Set task – Please quote everything in the records from the line containing "egg-icon xyxy=(14,244,54,284)" down to the line containing "achievement-description: 收获50次花吧 xyxy=(64,460,115,469)", including both of those lines.

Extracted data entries
--
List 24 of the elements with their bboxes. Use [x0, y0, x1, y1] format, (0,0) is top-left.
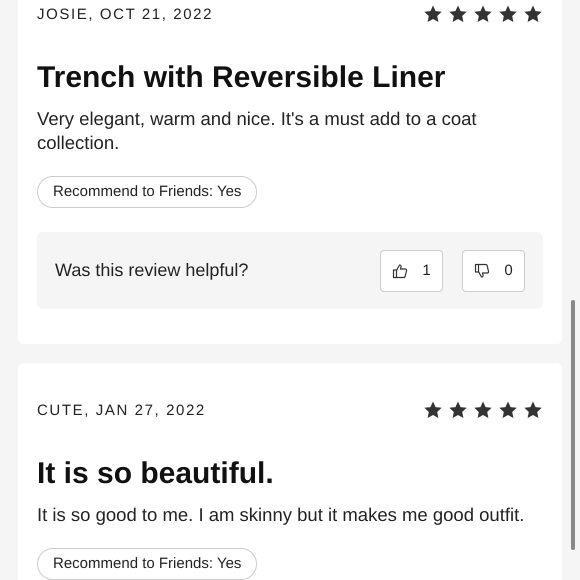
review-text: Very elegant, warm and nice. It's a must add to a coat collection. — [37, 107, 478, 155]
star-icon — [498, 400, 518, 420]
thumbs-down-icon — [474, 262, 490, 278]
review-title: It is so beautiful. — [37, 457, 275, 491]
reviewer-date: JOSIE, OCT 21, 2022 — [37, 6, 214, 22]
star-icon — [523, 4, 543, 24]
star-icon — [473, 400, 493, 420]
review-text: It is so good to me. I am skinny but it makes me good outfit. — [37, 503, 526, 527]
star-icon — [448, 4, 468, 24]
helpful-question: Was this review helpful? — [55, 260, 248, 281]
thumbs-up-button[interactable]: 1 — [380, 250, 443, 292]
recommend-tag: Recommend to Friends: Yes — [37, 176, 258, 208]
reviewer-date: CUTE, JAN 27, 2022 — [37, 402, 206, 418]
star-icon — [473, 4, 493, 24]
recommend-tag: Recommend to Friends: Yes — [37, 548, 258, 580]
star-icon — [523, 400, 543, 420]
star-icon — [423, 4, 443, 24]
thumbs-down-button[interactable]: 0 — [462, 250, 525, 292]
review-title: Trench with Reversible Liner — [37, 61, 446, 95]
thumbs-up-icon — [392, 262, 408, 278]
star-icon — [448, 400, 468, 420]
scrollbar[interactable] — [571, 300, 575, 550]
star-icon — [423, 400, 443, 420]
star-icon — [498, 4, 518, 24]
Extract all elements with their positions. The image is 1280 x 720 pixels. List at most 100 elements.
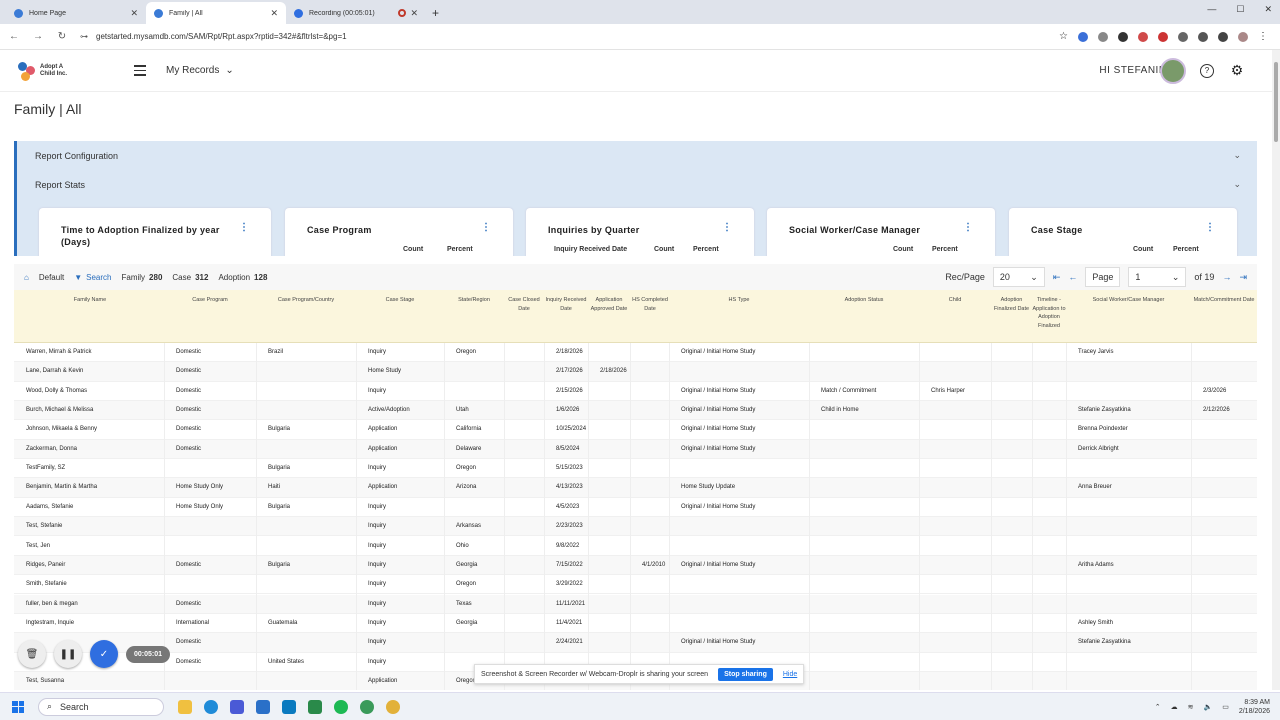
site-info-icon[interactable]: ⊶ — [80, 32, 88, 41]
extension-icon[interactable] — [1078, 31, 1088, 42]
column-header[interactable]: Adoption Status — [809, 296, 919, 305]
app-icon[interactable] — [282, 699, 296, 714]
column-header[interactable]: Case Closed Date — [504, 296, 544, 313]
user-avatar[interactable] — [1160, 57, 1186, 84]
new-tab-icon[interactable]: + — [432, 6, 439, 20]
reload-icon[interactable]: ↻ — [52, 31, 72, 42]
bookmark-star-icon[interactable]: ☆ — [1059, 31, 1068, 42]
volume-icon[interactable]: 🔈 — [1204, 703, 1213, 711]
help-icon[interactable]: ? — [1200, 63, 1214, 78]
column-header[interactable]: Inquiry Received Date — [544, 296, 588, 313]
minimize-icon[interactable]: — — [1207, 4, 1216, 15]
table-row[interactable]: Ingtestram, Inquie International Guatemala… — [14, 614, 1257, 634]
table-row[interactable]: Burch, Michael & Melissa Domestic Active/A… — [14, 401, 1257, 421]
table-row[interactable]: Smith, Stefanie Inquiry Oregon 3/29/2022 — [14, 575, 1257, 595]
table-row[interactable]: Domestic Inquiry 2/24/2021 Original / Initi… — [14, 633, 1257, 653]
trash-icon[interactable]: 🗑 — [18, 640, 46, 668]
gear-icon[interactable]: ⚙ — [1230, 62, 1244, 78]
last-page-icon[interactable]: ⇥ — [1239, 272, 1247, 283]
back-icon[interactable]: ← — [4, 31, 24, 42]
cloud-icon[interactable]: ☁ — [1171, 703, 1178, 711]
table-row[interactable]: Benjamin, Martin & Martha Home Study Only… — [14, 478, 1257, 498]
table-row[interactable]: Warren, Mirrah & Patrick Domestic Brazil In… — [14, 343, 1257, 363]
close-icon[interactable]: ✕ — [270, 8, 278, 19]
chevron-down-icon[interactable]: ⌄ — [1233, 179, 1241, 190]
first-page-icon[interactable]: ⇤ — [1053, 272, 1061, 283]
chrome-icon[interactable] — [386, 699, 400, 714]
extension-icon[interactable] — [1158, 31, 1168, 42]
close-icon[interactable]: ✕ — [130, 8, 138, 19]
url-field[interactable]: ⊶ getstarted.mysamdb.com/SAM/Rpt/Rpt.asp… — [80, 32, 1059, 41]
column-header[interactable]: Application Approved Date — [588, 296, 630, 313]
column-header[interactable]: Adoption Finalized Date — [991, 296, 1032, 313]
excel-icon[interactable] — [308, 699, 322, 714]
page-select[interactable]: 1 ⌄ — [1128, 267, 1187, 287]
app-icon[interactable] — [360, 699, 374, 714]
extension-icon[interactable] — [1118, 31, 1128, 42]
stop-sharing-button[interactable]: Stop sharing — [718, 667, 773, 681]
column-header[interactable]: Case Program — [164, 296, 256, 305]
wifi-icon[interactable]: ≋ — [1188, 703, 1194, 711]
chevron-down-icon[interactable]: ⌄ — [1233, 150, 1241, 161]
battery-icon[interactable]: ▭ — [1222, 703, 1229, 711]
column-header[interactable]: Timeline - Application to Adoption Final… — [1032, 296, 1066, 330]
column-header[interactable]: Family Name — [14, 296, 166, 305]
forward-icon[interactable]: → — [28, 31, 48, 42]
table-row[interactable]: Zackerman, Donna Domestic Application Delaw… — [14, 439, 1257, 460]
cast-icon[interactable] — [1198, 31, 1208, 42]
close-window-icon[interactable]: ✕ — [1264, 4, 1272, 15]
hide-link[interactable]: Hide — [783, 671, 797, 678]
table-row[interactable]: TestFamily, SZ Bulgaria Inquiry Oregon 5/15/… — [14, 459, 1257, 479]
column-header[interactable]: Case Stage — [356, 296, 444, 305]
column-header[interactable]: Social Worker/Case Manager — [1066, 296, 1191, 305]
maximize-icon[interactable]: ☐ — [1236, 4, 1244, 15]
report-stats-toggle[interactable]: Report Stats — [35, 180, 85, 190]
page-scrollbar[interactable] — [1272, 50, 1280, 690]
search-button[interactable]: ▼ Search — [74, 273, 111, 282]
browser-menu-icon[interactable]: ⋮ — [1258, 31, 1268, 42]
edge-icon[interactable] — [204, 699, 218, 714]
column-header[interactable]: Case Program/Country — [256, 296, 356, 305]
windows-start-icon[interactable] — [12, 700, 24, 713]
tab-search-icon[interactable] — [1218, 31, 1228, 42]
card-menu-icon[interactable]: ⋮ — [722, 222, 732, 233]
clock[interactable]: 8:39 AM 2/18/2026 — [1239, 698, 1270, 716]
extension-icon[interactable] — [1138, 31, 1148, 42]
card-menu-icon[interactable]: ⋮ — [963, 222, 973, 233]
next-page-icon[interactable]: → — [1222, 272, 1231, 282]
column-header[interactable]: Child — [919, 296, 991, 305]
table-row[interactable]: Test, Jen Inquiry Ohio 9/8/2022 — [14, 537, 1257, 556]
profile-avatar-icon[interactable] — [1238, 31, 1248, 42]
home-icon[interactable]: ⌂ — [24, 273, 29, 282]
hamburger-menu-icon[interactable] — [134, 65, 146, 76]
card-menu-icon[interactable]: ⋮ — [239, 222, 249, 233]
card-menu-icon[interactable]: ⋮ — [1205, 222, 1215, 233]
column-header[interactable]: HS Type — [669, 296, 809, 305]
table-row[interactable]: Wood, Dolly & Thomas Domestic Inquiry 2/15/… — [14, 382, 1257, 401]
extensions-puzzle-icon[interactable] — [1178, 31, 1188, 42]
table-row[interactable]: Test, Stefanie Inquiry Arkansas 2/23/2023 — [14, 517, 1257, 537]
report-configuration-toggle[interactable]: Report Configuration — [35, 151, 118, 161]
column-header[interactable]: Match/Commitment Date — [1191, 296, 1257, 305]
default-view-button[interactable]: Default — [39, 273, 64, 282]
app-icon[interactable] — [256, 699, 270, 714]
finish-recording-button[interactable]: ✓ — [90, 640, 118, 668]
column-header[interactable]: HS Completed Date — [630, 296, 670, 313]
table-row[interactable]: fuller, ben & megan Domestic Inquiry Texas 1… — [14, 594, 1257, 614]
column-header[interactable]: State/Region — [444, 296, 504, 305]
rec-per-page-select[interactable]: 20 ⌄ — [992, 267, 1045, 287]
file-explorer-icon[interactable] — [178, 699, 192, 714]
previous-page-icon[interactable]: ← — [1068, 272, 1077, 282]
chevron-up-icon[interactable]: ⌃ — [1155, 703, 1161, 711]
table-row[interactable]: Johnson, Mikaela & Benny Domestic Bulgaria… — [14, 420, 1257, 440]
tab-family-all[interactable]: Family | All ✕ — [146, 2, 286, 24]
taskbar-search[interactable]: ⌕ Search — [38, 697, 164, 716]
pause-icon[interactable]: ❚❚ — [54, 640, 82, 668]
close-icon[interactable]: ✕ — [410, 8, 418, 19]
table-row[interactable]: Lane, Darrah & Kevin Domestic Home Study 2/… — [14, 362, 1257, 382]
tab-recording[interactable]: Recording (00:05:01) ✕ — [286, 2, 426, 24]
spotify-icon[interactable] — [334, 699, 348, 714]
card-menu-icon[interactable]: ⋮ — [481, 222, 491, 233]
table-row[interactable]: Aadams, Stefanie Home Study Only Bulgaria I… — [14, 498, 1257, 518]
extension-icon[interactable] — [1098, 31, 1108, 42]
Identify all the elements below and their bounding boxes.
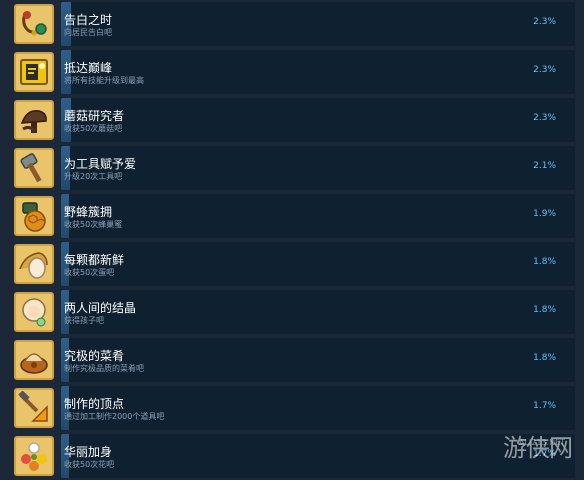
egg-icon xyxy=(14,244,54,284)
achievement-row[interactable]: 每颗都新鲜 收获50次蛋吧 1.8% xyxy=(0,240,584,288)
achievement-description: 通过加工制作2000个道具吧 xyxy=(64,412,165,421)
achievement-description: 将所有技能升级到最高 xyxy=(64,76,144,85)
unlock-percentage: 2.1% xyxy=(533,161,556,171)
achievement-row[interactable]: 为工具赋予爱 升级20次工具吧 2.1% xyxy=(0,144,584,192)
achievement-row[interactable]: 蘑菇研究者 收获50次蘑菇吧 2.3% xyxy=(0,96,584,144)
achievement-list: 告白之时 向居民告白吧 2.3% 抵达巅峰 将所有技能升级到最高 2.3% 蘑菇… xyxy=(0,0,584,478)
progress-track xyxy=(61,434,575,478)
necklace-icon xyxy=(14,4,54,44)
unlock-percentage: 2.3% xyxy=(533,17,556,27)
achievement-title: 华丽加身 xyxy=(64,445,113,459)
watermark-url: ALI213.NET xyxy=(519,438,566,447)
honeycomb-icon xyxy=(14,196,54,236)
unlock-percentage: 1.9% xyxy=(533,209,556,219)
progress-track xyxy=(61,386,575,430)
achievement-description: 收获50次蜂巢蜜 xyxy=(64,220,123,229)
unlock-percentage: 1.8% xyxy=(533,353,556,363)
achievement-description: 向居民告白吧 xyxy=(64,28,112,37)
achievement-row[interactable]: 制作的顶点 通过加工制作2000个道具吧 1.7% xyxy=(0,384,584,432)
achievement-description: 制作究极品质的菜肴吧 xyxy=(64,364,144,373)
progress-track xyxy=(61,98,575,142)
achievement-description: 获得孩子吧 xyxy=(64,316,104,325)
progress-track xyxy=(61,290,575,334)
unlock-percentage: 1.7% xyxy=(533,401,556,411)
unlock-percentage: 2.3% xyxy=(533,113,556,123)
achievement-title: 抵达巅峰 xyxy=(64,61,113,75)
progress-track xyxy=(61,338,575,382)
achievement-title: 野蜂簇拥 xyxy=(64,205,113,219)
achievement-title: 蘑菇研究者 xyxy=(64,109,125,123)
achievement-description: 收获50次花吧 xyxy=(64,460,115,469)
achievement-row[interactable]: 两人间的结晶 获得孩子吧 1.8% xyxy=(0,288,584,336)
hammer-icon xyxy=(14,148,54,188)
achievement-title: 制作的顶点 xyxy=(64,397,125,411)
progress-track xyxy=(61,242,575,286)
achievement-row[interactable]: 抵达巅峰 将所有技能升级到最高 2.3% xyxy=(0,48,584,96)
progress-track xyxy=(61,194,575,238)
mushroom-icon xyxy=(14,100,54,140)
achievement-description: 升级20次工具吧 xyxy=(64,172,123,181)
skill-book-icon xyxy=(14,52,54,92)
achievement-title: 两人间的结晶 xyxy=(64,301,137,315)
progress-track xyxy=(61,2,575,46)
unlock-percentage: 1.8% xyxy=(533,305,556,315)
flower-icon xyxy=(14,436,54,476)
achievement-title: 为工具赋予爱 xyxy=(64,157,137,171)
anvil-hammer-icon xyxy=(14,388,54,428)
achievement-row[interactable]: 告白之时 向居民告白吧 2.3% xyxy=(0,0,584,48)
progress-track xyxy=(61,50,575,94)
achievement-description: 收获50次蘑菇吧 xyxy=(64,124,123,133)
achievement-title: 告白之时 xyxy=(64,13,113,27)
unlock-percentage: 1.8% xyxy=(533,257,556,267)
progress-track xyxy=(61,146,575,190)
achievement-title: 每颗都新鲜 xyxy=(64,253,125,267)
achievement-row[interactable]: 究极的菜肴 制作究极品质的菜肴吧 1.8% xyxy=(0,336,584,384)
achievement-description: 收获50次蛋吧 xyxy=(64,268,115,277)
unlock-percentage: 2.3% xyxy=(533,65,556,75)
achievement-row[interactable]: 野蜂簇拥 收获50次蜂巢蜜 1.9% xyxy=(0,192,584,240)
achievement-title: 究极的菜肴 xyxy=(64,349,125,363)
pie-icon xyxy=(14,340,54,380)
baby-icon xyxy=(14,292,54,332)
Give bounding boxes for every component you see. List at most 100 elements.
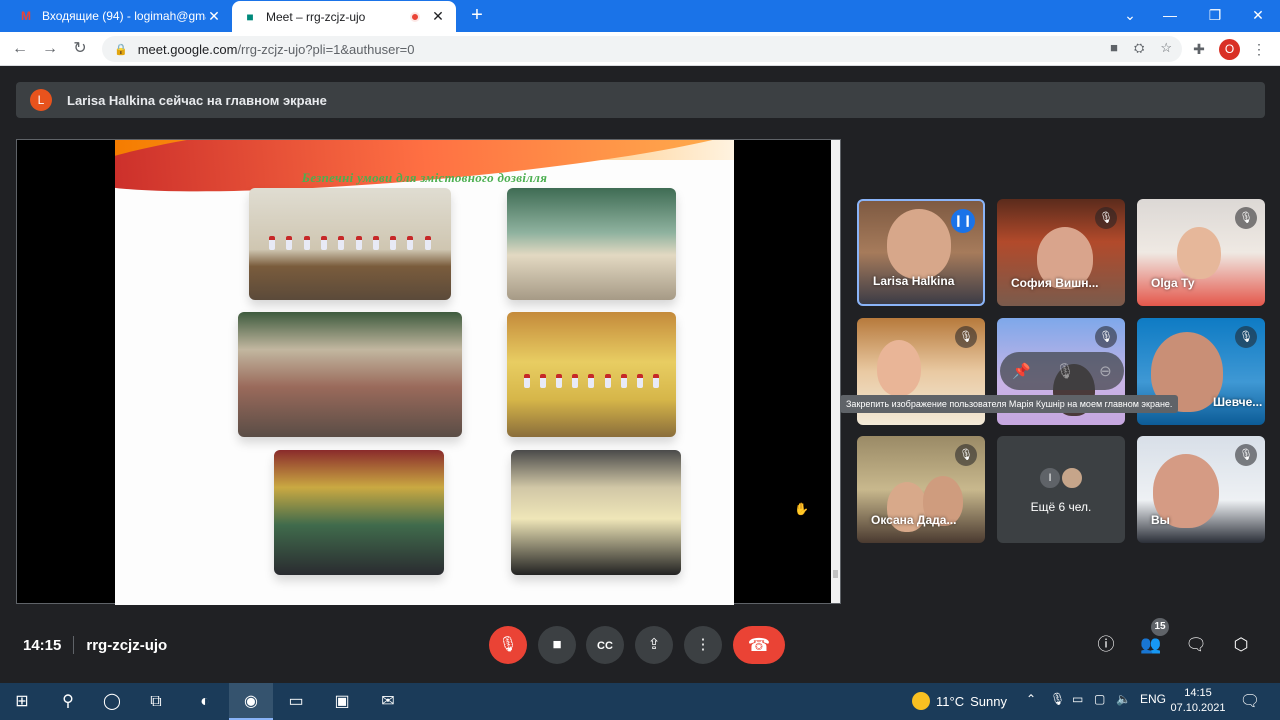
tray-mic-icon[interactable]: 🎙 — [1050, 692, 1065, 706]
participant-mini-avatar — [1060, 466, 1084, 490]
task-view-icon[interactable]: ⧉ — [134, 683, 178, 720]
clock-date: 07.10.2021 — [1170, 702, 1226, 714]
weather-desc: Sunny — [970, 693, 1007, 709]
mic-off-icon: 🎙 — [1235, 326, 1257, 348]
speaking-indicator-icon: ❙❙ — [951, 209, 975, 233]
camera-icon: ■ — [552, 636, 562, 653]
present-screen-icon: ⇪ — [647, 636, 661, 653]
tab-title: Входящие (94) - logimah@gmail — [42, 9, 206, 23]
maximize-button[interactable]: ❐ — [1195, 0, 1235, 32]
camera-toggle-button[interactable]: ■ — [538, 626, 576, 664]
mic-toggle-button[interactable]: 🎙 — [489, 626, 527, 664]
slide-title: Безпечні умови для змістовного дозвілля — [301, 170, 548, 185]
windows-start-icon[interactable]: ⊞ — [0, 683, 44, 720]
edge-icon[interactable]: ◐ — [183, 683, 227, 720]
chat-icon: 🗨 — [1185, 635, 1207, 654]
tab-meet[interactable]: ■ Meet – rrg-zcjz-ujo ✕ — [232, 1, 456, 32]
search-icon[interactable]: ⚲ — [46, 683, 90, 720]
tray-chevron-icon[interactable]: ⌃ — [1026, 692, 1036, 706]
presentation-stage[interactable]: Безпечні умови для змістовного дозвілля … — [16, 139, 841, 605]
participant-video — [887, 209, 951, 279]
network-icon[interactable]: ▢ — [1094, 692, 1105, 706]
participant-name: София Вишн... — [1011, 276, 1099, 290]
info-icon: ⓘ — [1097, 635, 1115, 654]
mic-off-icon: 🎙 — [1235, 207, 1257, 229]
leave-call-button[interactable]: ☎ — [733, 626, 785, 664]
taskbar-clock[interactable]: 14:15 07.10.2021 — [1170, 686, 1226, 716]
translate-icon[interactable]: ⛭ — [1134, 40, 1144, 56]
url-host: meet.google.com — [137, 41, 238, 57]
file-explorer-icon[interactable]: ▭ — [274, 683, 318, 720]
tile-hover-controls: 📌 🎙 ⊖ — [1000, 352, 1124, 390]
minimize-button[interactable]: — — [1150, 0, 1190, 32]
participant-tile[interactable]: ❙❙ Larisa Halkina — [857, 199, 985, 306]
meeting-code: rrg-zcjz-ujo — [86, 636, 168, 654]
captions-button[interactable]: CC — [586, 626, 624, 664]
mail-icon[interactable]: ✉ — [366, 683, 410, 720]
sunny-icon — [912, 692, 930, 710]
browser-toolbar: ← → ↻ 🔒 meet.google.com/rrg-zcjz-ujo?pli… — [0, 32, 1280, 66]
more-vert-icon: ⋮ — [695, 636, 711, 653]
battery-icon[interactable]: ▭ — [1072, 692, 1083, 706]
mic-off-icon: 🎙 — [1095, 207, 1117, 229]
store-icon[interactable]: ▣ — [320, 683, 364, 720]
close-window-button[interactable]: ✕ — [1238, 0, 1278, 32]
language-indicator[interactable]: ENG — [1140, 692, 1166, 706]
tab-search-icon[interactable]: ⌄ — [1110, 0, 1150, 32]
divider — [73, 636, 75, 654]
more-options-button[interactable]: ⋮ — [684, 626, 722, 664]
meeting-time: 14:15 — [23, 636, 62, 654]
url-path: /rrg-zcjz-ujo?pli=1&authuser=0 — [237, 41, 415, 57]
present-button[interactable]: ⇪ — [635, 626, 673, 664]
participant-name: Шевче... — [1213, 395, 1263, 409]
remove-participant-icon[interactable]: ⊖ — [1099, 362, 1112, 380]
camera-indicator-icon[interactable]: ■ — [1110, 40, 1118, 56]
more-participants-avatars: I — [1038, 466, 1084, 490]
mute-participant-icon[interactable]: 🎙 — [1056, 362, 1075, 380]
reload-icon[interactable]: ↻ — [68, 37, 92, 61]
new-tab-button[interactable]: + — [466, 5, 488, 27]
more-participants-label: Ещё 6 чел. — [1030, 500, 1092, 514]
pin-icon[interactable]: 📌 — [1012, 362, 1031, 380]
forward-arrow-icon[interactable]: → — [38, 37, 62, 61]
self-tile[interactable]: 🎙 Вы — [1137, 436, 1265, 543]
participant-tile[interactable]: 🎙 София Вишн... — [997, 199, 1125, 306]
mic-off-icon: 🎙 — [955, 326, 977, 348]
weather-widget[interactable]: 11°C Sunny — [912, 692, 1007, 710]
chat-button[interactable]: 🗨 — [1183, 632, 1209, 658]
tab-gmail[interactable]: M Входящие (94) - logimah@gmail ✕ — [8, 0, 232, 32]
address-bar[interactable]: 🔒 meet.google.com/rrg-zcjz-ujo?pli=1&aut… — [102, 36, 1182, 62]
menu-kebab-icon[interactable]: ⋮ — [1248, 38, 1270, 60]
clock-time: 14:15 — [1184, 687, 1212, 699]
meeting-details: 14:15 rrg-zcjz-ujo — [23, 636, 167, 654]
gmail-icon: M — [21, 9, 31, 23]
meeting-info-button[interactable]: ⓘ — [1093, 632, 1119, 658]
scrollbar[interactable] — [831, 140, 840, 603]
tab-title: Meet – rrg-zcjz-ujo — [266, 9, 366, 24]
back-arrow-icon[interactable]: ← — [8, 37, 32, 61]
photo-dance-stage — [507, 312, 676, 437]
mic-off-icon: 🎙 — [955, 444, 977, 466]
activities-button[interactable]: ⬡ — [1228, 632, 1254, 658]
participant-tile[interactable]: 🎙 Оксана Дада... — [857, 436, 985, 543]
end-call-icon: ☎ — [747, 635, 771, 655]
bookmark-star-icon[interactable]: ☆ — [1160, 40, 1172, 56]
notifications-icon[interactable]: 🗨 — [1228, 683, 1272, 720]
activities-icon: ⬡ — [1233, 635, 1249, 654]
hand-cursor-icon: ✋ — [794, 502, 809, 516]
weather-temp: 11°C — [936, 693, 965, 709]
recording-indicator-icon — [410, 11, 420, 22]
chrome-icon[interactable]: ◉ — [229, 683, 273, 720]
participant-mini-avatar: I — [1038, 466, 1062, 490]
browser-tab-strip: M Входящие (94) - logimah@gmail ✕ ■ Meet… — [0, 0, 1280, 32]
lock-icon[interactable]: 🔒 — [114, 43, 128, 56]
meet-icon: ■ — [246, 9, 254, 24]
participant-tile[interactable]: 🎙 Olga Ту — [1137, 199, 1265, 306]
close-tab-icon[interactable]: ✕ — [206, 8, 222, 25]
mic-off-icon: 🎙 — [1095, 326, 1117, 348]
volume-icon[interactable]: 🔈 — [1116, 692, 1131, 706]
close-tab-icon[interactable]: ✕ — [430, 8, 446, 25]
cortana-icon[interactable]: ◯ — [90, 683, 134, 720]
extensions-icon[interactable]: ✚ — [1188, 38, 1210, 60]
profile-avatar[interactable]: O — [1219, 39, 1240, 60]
--
Task solution –
egg-icon xyxy=(14,244,54,284)
achievement-row[interactable]: 每颗都新鲜 收获50次蛋吧 1.8% xyxy=(0,240,584,288)
achievement-description: 通过加工制作2000个道具吧 xyxy=(64,412,165,421)
achievement-description: 将所有技能升级到最高 xyxy=(64,76,144,85)
unlock-percentage: 2.1% xyxy=(533,161,556,171)
achievement-row[interactable]: 为工具赋予爱 升级20次工具吧 2.1% xyxy=(0,144,584,192)
achievement-row[interactable]: 蘑菇研究者 收获50次蘑菇吧 2.3% xyxy=(0,96,584,144)
achievement-list: 告白之时 向居民告白吧 2.3% 抵达巅峰 将所有技能升级到最高 2.3% 蘑菇… xyxy=(0,0,584,478)
progress-track xyxy=(61,434,575,478)
necklace-icon xyxy=(14,4,54,44)
unlock-percentage: 2.3% xyxy=(533,17,556,27)
achievement-title: 华丽加身 xyxy=(64,445,113,459)
watermark-url: ALI213.NET xyxy=(519,438,566,447)
honeycomb-icon xyxy=(14,196,54,236)
unlock-percentage: 1.9% xyxy=(533,209,556,219)
progress-track xyxy=(61,386,575,430)
achievement-description: 收获50次蜂巢蜜 xyxy=(64,220,123,229)
unlock-percentage: 1.8% xyxy=(533,353,556,363)
achievement-description: 向居民告白吧 xyxy=(64,28,112,37)
achievement-row[interactable]: 制作的顶点 通过加工制作2000个道具吧 1.7% xyxy=(0,384,584,432)
achievement-description: 制作究极品质的菜肴吧 xyxy=(64,364,144,373)
progress-track xyxy=(61,98,575,142)
achievement-description: 获得孩子吧 xyxy=(64,316,104,325)
progress-track xyxy=(61,290,575,334)
unlock-percentage: 1.7% xyxy=(533,401,556,411)
unlock-percentage: 2.3% xyxy=(533,113,556,123)
achievement-title: 抵达巅峰 xyxy=(64,61,113,75)
progress-track xyxy=(61,338,575,382)
achievement-title: 野蜂簇拥 xyxy=(64,205,113,219)
achievement-title: 蘑菇研究者 xyxy=(64,109,125,123)
achievement-description: 收获50次花吧 xyxy=(64,460,115,469)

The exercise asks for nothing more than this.